#### [Requirement]
List each line of the data that holds the word "Globais".

#### [Items from a data source]

====================

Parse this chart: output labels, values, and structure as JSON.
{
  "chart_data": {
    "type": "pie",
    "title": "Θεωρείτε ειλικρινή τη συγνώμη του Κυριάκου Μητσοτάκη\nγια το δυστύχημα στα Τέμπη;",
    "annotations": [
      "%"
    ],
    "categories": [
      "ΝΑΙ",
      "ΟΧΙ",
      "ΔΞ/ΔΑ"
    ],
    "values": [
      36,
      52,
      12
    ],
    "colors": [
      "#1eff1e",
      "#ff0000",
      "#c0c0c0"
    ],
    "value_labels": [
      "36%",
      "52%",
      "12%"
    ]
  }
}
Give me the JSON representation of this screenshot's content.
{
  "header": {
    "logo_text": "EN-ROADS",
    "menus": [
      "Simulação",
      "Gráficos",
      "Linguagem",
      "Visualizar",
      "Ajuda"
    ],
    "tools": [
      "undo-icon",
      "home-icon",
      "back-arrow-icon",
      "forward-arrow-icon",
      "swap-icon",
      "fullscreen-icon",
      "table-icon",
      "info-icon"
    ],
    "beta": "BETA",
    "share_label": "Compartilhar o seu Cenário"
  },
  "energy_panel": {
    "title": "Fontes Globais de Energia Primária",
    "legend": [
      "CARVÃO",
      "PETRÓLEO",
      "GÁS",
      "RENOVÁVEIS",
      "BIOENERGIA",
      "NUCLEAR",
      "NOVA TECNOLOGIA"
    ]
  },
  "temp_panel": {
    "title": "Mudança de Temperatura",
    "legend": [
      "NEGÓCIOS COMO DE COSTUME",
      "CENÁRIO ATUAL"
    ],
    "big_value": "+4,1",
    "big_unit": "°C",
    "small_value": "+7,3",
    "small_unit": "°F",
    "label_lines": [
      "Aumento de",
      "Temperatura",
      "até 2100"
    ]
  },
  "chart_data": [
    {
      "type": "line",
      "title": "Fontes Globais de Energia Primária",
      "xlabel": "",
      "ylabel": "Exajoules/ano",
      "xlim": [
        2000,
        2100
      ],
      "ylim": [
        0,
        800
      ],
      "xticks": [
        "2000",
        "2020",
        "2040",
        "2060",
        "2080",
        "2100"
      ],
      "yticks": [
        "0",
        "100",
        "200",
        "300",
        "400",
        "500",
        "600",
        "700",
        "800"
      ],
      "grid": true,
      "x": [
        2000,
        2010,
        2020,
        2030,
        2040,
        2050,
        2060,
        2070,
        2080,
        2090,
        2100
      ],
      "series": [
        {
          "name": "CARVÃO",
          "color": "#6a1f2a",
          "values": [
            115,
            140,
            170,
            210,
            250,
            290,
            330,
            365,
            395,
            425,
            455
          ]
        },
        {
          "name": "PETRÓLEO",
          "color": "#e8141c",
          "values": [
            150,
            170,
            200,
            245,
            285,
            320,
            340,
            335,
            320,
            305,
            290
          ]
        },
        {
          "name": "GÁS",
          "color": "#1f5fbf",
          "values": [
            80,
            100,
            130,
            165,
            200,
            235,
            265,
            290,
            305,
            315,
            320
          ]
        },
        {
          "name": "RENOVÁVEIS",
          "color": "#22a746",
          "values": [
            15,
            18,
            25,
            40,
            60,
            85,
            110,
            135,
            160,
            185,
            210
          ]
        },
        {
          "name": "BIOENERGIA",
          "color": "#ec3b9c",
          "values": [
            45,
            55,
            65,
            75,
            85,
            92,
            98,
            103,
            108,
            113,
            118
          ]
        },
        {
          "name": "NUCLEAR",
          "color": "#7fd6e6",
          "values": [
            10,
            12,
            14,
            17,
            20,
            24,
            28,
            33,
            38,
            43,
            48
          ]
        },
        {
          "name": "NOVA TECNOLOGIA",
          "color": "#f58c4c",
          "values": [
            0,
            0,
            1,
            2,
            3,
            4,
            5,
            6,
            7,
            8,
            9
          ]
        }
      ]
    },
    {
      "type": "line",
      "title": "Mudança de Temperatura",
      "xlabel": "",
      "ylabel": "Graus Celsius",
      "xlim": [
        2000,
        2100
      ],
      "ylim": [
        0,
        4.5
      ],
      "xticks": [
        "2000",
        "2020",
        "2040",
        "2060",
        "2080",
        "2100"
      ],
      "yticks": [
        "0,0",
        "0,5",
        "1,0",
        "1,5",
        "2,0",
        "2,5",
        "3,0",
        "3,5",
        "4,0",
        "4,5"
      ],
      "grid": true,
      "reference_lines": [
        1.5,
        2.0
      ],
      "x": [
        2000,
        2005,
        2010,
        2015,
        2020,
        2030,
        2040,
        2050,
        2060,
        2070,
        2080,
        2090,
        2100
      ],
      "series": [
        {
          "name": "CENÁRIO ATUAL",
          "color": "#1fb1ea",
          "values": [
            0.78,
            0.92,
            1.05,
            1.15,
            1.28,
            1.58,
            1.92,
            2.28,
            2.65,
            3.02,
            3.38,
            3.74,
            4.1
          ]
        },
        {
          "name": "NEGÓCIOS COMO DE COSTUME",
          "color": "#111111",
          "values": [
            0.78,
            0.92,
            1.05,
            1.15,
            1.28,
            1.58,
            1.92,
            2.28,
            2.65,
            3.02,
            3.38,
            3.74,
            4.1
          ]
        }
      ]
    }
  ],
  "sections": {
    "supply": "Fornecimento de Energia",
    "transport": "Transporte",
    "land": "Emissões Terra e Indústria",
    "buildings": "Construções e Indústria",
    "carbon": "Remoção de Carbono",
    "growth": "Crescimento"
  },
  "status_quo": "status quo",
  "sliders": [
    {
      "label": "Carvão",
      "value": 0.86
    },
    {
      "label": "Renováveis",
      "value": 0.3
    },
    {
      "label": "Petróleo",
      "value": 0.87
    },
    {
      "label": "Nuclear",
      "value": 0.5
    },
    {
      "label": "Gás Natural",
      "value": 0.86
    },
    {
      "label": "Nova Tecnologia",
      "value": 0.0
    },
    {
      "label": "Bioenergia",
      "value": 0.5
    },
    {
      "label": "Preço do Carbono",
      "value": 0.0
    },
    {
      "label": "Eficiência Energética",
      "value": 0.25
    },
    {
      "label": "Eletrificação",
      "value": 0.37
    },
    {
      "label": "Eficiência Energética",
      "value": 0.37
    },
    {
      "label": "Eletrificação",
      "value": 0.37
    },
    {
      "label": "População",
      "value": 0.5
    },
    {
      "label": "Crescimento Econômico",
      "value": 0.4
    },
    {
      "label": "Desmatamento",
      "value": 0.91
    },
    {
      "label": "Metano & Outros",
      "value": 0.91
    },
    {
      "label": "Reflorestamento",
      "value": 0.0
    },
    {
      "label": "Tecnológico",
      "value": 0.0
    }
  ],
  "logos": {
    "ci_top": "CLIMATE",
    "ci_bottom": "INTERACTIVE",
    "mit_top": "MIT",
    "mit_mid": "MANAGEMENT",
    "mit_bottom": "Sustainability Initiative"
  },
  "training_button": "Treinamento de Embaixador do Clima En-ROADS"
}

====================

#### [Output for this task]
    "title": "Fontes Globais de Energia Primária",
      "title": "Fontes Globais de Energia Primária",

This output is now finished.